==== Supplied data ====
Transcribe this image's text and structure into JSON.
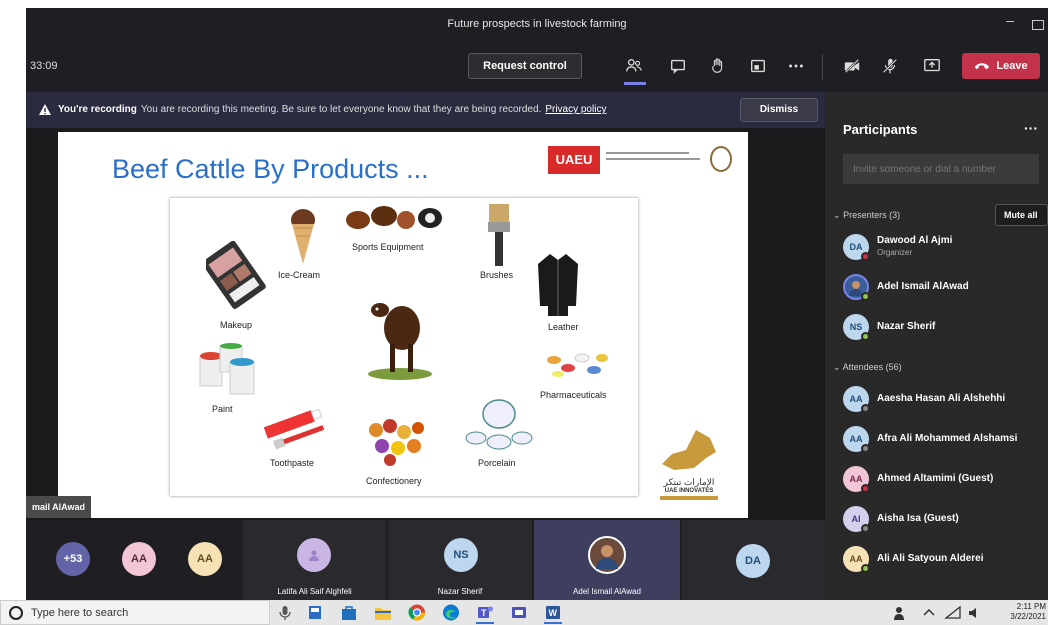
{
  "window": {
    "title": "Future prospects in livestock farming"
  },
  "controls": {
    "timer": "33:09",
    "request_control": "Request control",
    "leave": "Leave"
  },
  "banner": {
    "bold": "You're recording",
    "text": "You are recording this meeting. Be sure to let everyone know that they are being recorded.",
    "link": "Privacy policy",
    "dismiss": "Dismiss"
  },
  "slide": {
    "title": "Beef Cattle By Products ...",
    "logo": "UAEU",
    "labels": {
      "sports": "Sports Equipment",
      "icecream": "Ice-Cream",
      "brushes": "Brushes",
      "makeup": "Makeup",
      "leather": "Leather",
      "pharma": "Pharmaceuticals",
      "paint": "Paint",
      "toothpaste": "Toothpaste",
      "porcelain": "Porcelain",
      "confectionery": "Confectionery"
    },
    "uae_innovates": {
      "arabic": "الإمارات تبتكر",
      "english": "UAE INNOVATES"
    }
  },
  "presenter_tag": "mail AlAwad",
  "gallery": [
    {
      "initials": "+53",
      "name": ""
    },
    {
      "initials": "AA",
      "name": ""
    },
    {
      "initials": "AA",
      "name": ""
    },
    {
      "initials": "",
      "name": "Latifa Ali Saif Alghfeli"
    },
    {
      "initials": "NS",
      "name": "Nazar Sherif"
    },
    {
      "initials": "",
      "name": "Adel Ismail AlAwad"
    },
    {
      "initials": "DA",
      "name": ""
    }
  ],
  "panel": {
    "title": "Participants",
    "invite_placeholder": "Invite someone or dial a number",
    "presenters_header": "Presenters (3)",
    "mute_all": "Mute all",
    "attendees_header": "Attendees (56)",
    "presenters": [
      {
        "initials": "DA",
        "name": "Dawood Al Ajmi",
        "role": "Organizer"
      },
      {
        "initials": "",
        "name": "Adel Ismail AlAwad",
        "role": ""
      },
      {
        "initials": "NS",
        "name": "Nazar Sherif",
        "role": ""
      }
    ],
    "attendees": [
      {
        "initials": "AA",
        "name": "Aaesha Hasan Ali Alshehhi"
      },
      {
        "initials": "AA",
        "name": "Afra Ali Mohammed Alshamsi"
      },
      {
        "initials": "AA",
        "name": "Ahmed Altamimi (Guest)"
      },
      {
        "initials": "AI",
        "name": "Aisha Isa (Guest)"
      },
      {
        "initials": "AA",
        "name": "Ali Ali Satyoun Alderei"
      }
    ]
  },
  "taskbar": {
    "search": "Type here to search",
    "time": "2:11 PM",
    "date": "3/22/2021"
  }
}
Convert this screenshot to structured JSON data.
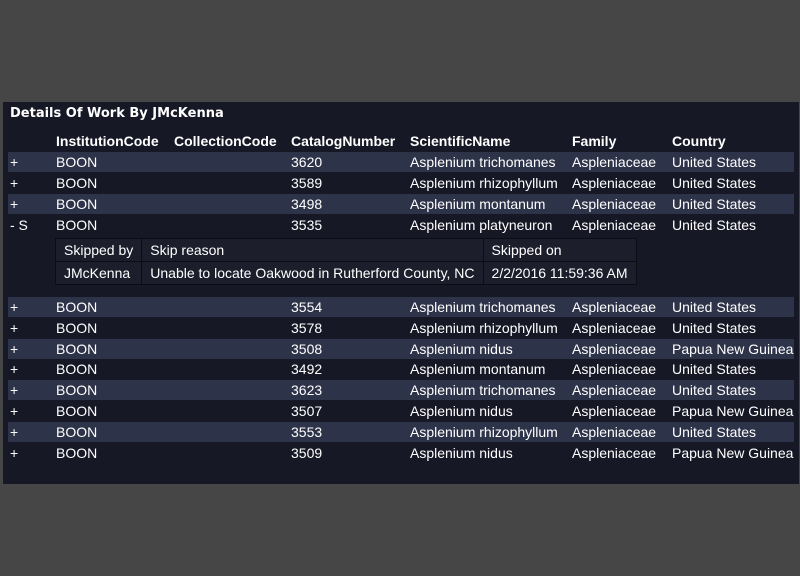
====
**Goal of the exercise**
Pick each line holding the word "Sherif" out of the data and copy it.

**Problem solution**
      "name": "Nazar Sherif"
        "name": "Nazar Sherif",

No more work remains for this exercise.